---------- Records to use ----------

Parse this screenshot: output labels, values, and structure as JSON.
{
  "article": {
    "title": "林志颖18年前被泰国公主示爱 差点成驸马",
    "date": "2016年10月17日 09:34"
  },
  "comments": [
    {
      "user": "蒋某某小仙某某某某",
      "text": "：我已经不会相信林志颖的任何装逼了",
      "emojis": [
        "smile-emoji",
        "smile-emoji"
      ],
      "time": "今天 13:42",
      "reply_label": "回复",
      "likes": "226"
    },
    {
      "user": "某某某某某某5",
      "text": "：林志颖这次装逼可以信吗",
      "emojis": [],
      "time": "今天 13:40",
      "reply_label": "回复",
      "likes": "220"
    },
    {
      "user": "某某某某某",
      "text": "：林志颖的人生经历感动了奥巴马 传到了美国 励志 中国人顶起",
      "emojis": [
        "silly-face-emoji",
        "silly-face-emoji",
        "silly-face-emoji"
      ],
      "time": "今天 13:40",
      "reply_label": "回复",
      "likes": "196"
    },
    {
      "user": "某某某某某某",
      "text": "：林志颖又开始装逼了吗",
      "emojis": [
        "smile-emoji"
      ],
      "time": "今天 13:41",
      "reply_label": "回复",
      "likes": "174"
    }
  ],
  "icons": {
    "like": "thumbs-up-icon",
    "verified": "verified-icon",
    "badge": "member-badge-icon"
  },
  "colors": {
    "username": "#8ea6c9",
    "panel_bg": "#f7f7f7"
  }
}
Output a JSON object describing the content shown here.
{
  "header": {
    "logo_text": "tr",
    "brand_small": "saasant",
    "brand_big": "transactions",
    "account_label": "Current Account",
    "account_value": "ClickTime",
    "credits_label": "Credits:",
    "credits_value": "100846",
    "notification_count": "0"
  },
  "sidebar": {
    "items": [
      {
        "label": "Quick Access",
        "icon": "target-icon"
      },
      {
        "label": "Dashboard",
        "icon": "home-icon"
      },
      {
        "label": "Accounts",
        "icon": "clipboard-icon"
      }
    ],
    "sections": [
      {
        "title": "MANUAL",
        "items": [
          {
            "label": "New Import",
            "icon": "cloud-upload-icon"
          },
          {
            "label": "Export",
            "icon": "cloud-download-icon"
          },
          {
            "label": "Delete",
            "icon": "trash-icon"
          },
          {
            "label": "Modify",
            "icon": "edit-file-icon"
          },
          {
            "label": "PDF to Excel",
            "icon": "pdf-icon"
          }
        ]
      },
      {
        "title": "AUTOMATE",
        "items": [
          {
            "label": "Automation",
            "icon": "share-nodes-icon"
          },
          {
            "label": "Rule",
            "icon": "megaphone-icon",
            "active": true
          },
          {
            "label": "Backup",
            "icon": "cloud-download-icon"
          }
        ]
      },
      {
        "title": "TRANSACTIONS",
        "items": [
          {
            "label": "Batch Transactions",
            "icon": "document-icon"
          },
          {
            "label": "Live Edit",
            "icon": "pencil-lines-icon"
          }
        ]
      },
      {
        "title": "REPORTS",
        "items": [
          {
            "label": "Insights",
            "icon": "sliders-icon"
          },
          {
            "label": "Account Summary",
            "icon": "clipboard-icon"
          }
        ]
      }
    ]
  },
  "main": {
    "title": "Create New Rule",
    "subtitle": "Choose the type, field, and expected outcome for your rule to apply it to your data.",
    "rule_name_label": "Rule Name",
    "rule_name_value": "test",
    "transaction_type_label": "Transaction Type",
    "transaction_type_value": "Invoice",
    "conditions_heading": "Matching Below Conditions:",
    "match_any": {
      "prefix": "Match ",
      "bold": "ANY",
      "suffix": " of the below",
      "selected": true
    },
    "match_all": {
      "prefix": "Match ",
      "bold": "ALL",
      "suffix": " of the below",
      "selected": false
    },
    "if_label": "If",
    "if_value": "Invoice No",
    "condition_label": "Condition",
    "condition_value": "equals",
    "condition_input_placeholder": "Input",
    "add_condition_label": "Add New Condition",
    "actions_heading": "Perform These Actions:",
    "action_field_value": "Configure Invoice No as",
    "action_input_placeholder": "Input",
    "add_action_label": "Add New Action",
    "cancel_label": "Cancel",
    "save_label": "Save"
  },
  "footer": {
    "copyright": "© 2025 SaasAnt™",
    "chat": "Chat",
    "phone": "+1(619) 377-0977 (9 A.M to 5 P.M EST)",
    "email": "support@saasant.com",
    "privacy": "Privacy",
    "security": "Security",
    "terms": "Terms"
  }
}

----------

_Aim of the exercise_: Return all of the entries exactly as they were supplied.

_Worked answer_:
Parse this screenshot: output labels, values, and structure as JSON.
{
  "article": {
    "title": "林志颖18年前被泰国公主示爱 差点成驸马",
    "date": "2016年10月17日 09:34"
  },
  "comments": [
    {
      "user": "蒋某某小仙某某某某",
      "text": "：我已经不会相信林志颖的任何装逼了",
      "emojis": [
        "smile-emoji",
        "smile-emoji"
      ],
      "time": "今天 13:42",
      "reply_label": "回复",
      "likes": "226"
    },
    {
      "user": "某某某某某某5",
      "text": "：林志颖这次装逼可以信吗",
      "emojis": [],
      "time": "今天 13:40",
      "reply_label": "回复",
      "likes": "220"
    },
    {
      "user": "某某某某某",
      "text": "：林志颖的人生经历感动了奥巴马 传到了美国 励志 中国人顶起",
      "emojis": [
        "silly-face-emoji",
        "silly-face-emoji",
        "silly-face-emoji"
      ],
      "time": "今天 13:40",
      "reply_label": "回复",
      "likes": "196"
    },
    {
      "user": "某某某某某某",
      "text": "：林志颖又开始装逼了吗",
      "emojis": [
        "smile-emoji"
      ],
      "time": "今天 13:41",
      "reply_label": "回复",
      "likes": "174"
    }
  ],
  "icons": {
    "like": "thumbs-up-icon",
    "verified": "verified-icon",
    "badge": "member-badge-icon"
  },
  "colors": {
    "username": "#8ea6c9",
    "panel_bg": "#f7f7f7"
  }
}
Output a JSON object describing the content shown here.
{
  "header": {
    "logo_text": "tr",
    "brand_small": "saasant",
    "brand_big": "transactions",
    "account_label": "Current Account",
    "account_value": "ClickTime",
    "credits_label": "Credits:",
    "credits_value": "100846",
    "notification_count": "0"
  },
  "sidebar": {
    "items": [
      {
        "label": "Quick Access",
        "icon": "target-icon"
      },
      {
        "label": "Dashboard",
        "icon": "home-icon"
      },
      {
        "label": "Accounts",
        "icon": "clipboard-icon"
      }
    ],
    "sections": [
      {
        "title": "MANUAL",
        "items": [
          {
            "label": "New Import",
            "icon": "cloud-upload-icon"
          },
          {
            "label": "Export",
            "icon": "cloud-download-icon"
          },
          {
            "label": "Delete",
            "icon": "trash-icon"
          },
          {
            "label": "Modify",
            "icon": "edit-file-icon"
          },
          {
            "label": "PDF to Excel",
            "icon": "pdf-icon"
          }
        ]
      },
      {
        "title": "AUTOMATE",
        "items": [
          {
            "label": "Automation",
            "icon": "share-nodes-icon"
          },
          {
            "label": "Rule",
            "icon": "megaphone-icon",
            "active": true
          },
          {
            "label": "Backup",
            "icon": "cloud-download-icon"
          }
        ]
      },
      {
        "title": "TRANSACTIONS",
        "items": [
          {
            "label": "Batch Transactions",
            "icon": "document-icon"
          },
          {
            "label": "Live Edit",
            "icon": "pencil-lines-icon"
          }
        ]
      },
      {
        "title": "REPORTS",
        "items": [
          {
            "label": "Insights",
            "icon": "sliders-icon"
          },
          {
            "label": "Account Summary",
            "icon": "clipboard-icon"
          }
        ]
      }
    ]
  },
  "main": {
    "title": "Create New Rule",
    "subtitle": "Choose the type, field, and expected outcome for your rule to apply it to your data.",
    "rule_name_label": "Rule Name",
    "rule_name_value": "test",
    "transaction_type_label": "Transaction Type",
    "transaction_type_value": "Invoice",
    "conditions_heading": "Matching Below Conditions:",
    "match_any": {
      "prefix": "Match ",
      "bold": "ANY",
      "suffix": " of the below",
      "selected": true
    },
    "match_all": {
      "prefix": "Match ",
      "bold": "ALL",
      "suffix": " of the below",
      "selected": false
    },
    "if_label": "If",
    "if_value": "Invoice No",
    "condition_label": "Condition",
    "condition_value": "equals",
    "condition_input_placeholder": "Input",
    "add_condition_label": "Add New Condition",
    "actions_heading": "Perform These Actions:",
    "action_field_value": "Configure Invoice No as",
    "action_input_placeholder": "Input",
    "add_action_label": "Add New Action",
    "cancel_label": "Cancel",
    "save_label": "Save"
  },
  "footer": {
    "copyright": "© 2025 SaasAnt™",
    "chat": "Chat",
    "phone": "+1(619) 377-0977 (9 A.M to 5 P.M EST)",
    "email": "support@saasant.com",
    "privacy": "Privacy",
    "security": "Security",
    "terms": "Terms"
  }
}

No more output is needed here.